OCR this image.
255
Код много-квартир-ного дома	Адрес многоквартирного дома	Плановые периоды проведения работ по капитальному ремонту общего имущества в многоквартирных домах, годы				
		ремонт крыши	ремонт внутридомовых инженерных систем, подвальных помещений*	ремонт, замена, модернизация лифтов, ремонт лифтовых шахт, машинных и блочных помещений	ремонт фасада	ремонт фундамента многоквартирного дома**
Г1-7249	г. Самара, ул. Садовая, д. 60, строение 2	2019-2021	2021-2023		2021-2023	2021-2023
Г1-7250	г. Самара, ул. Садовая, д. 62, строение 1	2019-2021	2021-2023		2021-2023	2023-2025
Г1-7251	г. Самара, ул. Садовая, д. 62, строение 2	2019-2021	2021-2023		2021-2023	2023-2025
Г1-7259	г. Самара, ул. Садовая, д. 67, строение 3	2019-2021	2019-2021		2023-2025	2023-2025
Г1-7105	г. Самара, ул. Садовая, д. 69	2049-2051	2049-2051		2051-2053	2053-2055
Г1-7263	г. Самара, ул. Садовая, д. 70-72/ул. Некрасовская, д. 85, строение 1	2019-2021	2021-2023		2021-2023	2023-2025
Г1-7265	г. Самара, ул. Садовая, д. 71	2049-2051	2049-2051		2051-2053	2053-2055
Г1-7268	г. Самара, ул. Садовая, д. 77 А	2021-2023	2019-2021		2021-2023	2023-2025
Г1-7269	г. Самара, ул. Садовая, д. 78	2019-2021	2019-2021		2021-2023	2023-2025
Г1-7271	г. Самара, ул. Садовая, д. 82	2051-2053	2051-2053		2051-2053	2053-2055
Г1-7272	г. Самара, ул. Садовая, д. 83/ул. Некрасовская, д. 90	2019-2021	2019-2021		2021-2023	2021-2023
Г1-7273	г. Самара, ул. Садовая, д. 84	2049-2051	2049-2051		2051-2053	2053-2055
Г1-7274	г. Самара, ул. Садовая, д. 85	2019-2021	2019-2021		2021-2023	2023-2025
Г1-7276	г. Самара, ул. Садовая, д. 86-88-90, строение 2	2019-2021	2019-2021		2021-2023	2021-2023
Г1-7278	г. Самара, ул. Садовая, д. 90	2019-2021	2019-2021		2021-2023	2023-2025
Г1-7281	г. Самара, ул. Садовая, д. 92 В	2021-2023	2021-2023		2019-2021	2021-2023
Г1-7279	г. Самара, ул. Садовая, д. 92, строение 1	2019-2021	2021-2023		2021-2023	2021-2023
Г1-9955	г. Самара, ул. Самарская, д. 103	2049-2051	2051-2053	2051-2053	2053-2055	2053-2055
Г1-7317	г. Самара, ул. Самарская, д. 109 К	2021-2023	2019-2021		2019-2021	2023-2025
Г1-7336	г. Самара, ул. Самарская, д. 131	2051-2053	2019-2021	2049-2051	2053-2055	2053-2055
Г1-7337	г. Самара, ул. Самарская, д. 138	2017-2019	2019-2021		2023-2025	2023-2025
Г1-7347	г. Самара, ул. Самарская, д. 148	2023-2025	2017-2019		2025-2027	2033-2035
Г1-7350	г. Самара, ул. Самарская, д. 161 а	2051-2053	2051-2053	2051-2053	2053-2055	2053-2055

####

**Goal**
Produce an exact copy of the whole listing.

**Written solution**
OCR this image.
255
Код много-квартир-ного дома	Адрес многоквартирного дома	Плановые периоды проведения работ по капитальному ремонту общего имущества в многоквартирных домах, годы				
		ремонт крыши	ремонт внутридомовых инженерных систем, подвальных помещений*	ремонт, замена, модернизация лифтов, ремонт лифтовых шахт, машинных и блочных помещений	ремонт фасада	ремонт фундамента многоквартирного дома**
Г1-7249	г. Самара, ул. Садовая, д. 60, строение 2	2019-2021	2021-2023		2021-2023	2021-2023
Г1-7250	г. Самара, ул. Садовая, д. 62, строение 1	2019-2021	2021-2023		2021-2023	2023-2025
Г1-7251	г. Самара, ул. Садовая, д. 62, строение 2	2019-2021	2021-2023		2021-2023	2023-2025
Г1-7259	г. Самара, ул. Садовая, д. 67, строение 3	2019-2021	2019-2021		2023-2025	2023-2025
Г1-7105	г. Самара, ул. Садовая, д. 69	2049-2051	2049-2051		2051-2053	2053-2055
Г1-7263	г. Самара, ул. Садовая, д. 70-72/ул. Некрасовская, д. 85, строение 1	2019-2021	2021-2023		2021-2023	2023-2025
Г1-7265	г. Самара, ул. Садовая, д. 71	2049-2051	2049-2051		2051-2053	2053-2055
Г1-7268	г. Самара, ул. Садовая, д. 77 А	2021-2023	2019-2021		2021-2023	2023-2025
Г1-7269	г. Самара, ул. Садовая, д. 78	2019-2021	2019-2021		2021-2023	2023-2025
Г1-7271	г. Самара, ул. Садовая, д. 82	2051-2053	2051-2053		2051-2053	2053-2055
Г1-7272	г. Самара, ул. Садовая, д. 83/ул. Некрасовская, д. 90	2019-2021	2019-2021		2021-2023	2021-2023
Г1-7273	г. Самара, ул. Садовая, д. 84	2049-2051	2049-2051		2051-2053	2053-2055
Г1-7274	г. Самара, ул. Садовая, д. 85	2019-2021	2019-2021		2021-2023	2023-2025
Г1-7276	г. Самара, ул. Садовая, д. 86-88-90, строение 2	2019-2021	2019-2021		2021-2023	2021-2023
Г1-7278	г. Самара, ул. Садовая, д. 90	2019-2021	2019-2021		2021-2023	2023-2025
Г1-7281	г. Самара, ул. Садовая, д. 92 В	2021-2023	2021-2023		2019-2021	2021-2023
Г1-7279	г. Самара, ул. Садовая, д. 92, строение 1	2019-2021	2021-2023		2021-2023	2021-2023
Г1-9955	г. Самара, ул. Самарская, д. 103	2049-2051	2051-2053	2051-2053	2053-2055	2053-2055
Г1-7317	г. Самара, ул. Самарская, д. 109 К	2021-2023	2019-2021		2019-2021	2023-2025
Г1-7336	г. Самара, ул. Самарская, д. 131	2051-2053	2019-2021	2049-2051	2053-2055	2053-2055
Г1-7337	г. Самара, ул. Самарская, д. 138	2017-2019	2019-2021		2023-2025	2023-2025
Г1-7347	г. Самара, ул. Самарская, д. 148	2023-2025	2017-2019		2025-2027	2033-2035
Г1-7350	г. Самара, ул. Самарская, д. 161 а	2051-2053	2051-2053	2051-2053	2053-2055	2053-2055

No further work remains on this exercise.